-- START TASK INPUT --
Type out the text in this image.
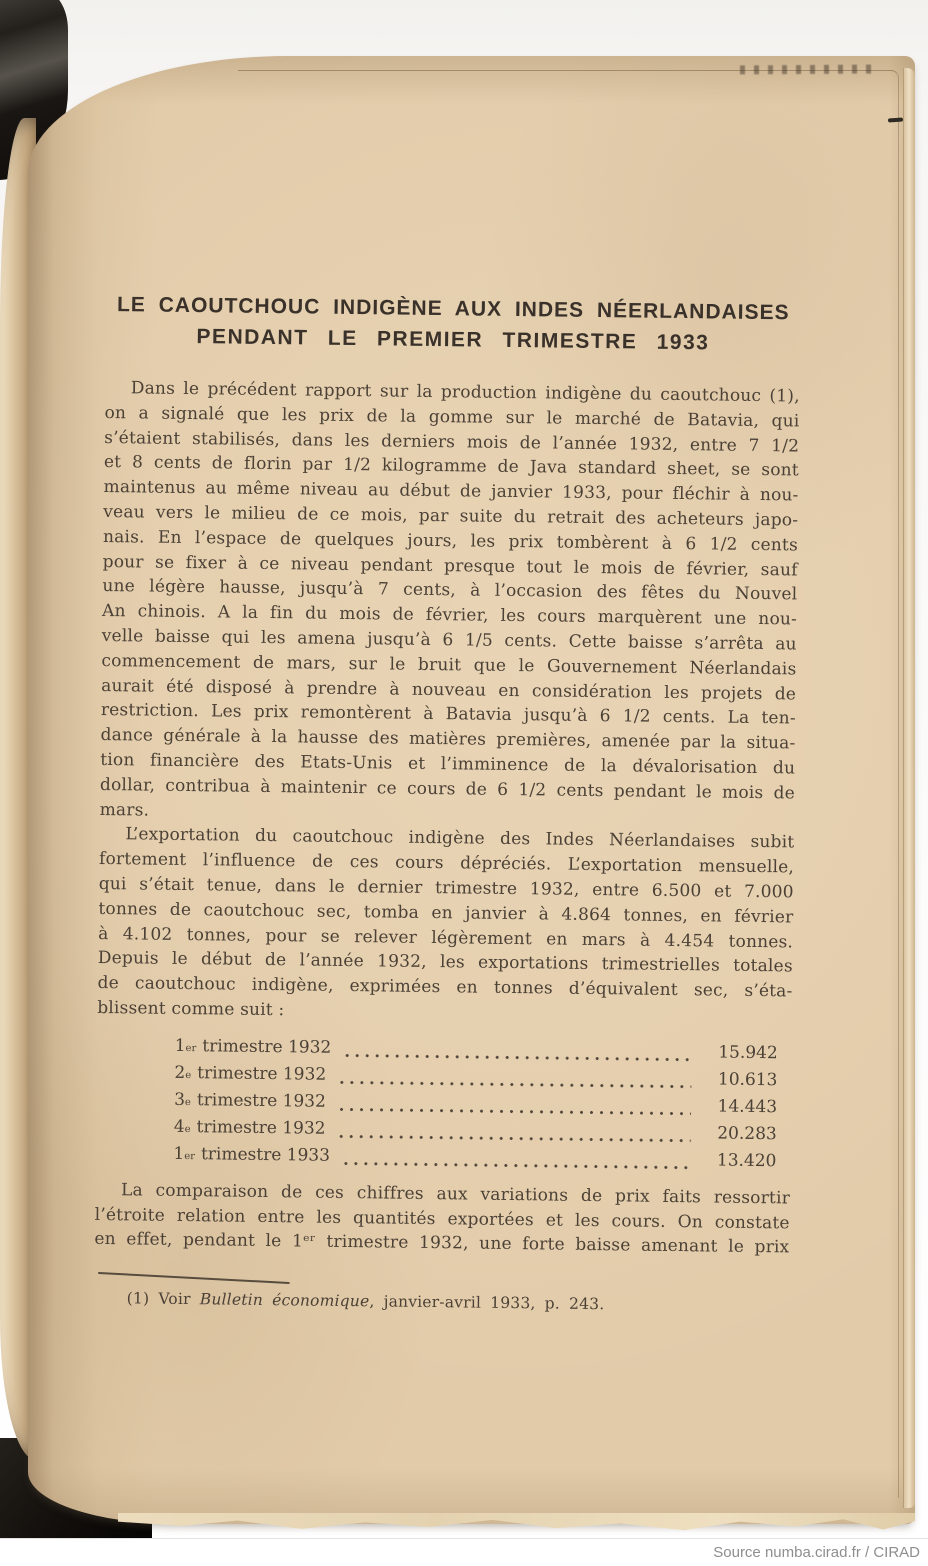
LE CAOUTCHOUC INDIGÈNE AUX INDES NÉERLANDAISES
PENDANT LE PREMIER TRIMESTRE 1933
Dans le précédent rapport sur la production indigène du caoutchouc (1),
on a signalé que les prix de la gomme sur le marché de Batavia, qui
s’étaient stabilisés, dans les derniers mois de l’année 1932, entre 7 1/2
et 8 cents de florin par 1/2 kilogramme de Java standard sheet, se sont
maintenus au même niveau au début de janvier 1933, pour fléchir à nou-
veau vers le milieu de ce mois, par suite du retrait des acheteurs japo-
nais. En l’espace de quelques jours, les prix tombèrent à 6 1/2 cents
pour se fixer à ce niveau pendant presque tout le mois de février, sauf
une légère hausse, jusqu’à 7 cents, à l’occasion des fêtes du Nouvel
An chinois. A la fin du mois de février, les cours marquèrent une nou-
velle baisse qui les amena jusqu’à 6 1/5 cents. Cette baisse s’arrêta au
commencement de mars, sur le bruit que le Gouvernement Néerlandais
aurait été disposé à prendre à nouveau en considération les projets de
restriction. Les prix remontèrent à Batavia jusqu’à 6 1/2 cents. La ten-
dance générale à la hausse des matières premières, amenée par la situa-
tion financière des Etats-Unis et l’imminence de la dévalorisation du
dollar, contribua à maintenir ce cours de 6 1/2 cents pendant le mois de
mars.
L’exportation du caoutchouc indigène des Indes Néerlandaises subit
fortement l’influence de ces cours dépréciés. L’exportation mensuelle,
qui s’était tenue, dans le dernier trimestre 1932, entre 6.500 et 7.000
tonnes de caoutchouc sec, tomba en janvier à 4.864 tonnes, en février
à 4.102 tonnes, pour se relever légèrement en mars à 4.454 tonnes.
Depuis le début de l’année 1932, les exportations trimestrielles totales
de caoutchouc indigène, exprimées en tonnes d’équivalent sec, s’éta-
blissent comme suit :
1 er trimestre 1932	15.942
2 e trimestre 1932	10.613
3 e trimestre 1932	14.443
4 e trimestre 1932	20.283
1 er trimestre 1933	13.420
La comparaison de ces chiffres aux variations de prix faits ressortir
l’étroite relation entre les quantités exportées et les cours. On constate
en effet, pendant le 1ᵉʳ trimestre 1932, une forte baisse amenant le prix
(1) Voir Bulletin économique, janvier-avril 1933, p. 243.
Source numba.cirad.fr / CIRAD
-- END TASK INPUT --
> **STATED EXERCISE**
In your copy of the records, include no pictures; repeat everything else exactly.

> **WRITTEN REPLY**
Type out the text in this image.
LE CAOUTCHOUC INDIGÈNE AUX INDES NÉERLANDAISES
PENDANT LE PREMIER TRIMESTRE 1933
Dans le précédent rapport sur la production indigène du caoutchouc (1),
on a signalé que les prix de la gomme sur le marché de Batavia, qui
s’étaient stabilisés, dans les derniers mois de l’année 1932, entre 7 1/2
et 8 cents de florin par 1/2 kilogramme de Java standard sheet, se sont
maintenus au même niveau au début de janvier 1933, pour fléchir à nou-
veau vers le milieu de ce mois, par suite du retrait des acheteurs japo-
nais. En l’espace de quelques jours, les prix tombèrent à 6 1/2 cents
pour se fixer à ce niveau pendant presque tout le mois de février, sauf
une légère hausse, jusqu’à 7 cents, à l’occasion des fêtes du Nouvel
An chinois. A la fin du mois de février, les cours marquèrent une nou-
velle baisse qui les amena jusqu’à 6 1/5 cents. Cette baisse s’arrêta au
commencement de mars, sur le bruit que le Gouvernement Néerlandais
aurait été disposé à prendre à nouveau en considération les projets de
restriction. Les prix remontèrent à Batavia jusqu’à 6 1/2 cents. La ten-
dance générale à la hausse des matières premières, amenée par la situa-
tion financière des Etats-Unis et l’imminence de la dévalorisation du
dollar, contribua à maintenir ce cours de 6 1/2 cents pendant le mois de
mars.
L’exportation du caoutchouc indigène des Indes Néerlandaises subit
fortement l’influence de ces cours dépréciés. L’exportation mensuelle,
qui s’était tenue, dans le dernier trimestre 1932, entre 6.500 et 7.000
tonnes de caoutchouc sec, tomba en janvier à 4.864 tonnes, en février
à 4.102 tonnes, pour se relever légèrement en mars à 4.454 tonnes.
Depuis le début de l’année 1932, les exportations trimestrielles totales
de caoutchouc indigène, exprimées en tonnes d’équivalent sec, s’éta-
blissent comme suit :
1 er trimestre 1932	15.942
2 e trimestre 1932	10.613
3 e trimestre 1932	14.443
4 e trimestre 1932	20.283
1 er trimestre 1933	13.420
La comparaison de ces chiffres aux variations de prix faits ressortir
l’étroite relation entre les quantités exportées et les cours. On constate
en effet, pendant le 1ᵉʳ trimestre 1932, une forte baisse amenant le prix
(1) Voir Bulletin économique, janvier-avril 1933, p. 243.
Source numba.cirad.fr / CIRAD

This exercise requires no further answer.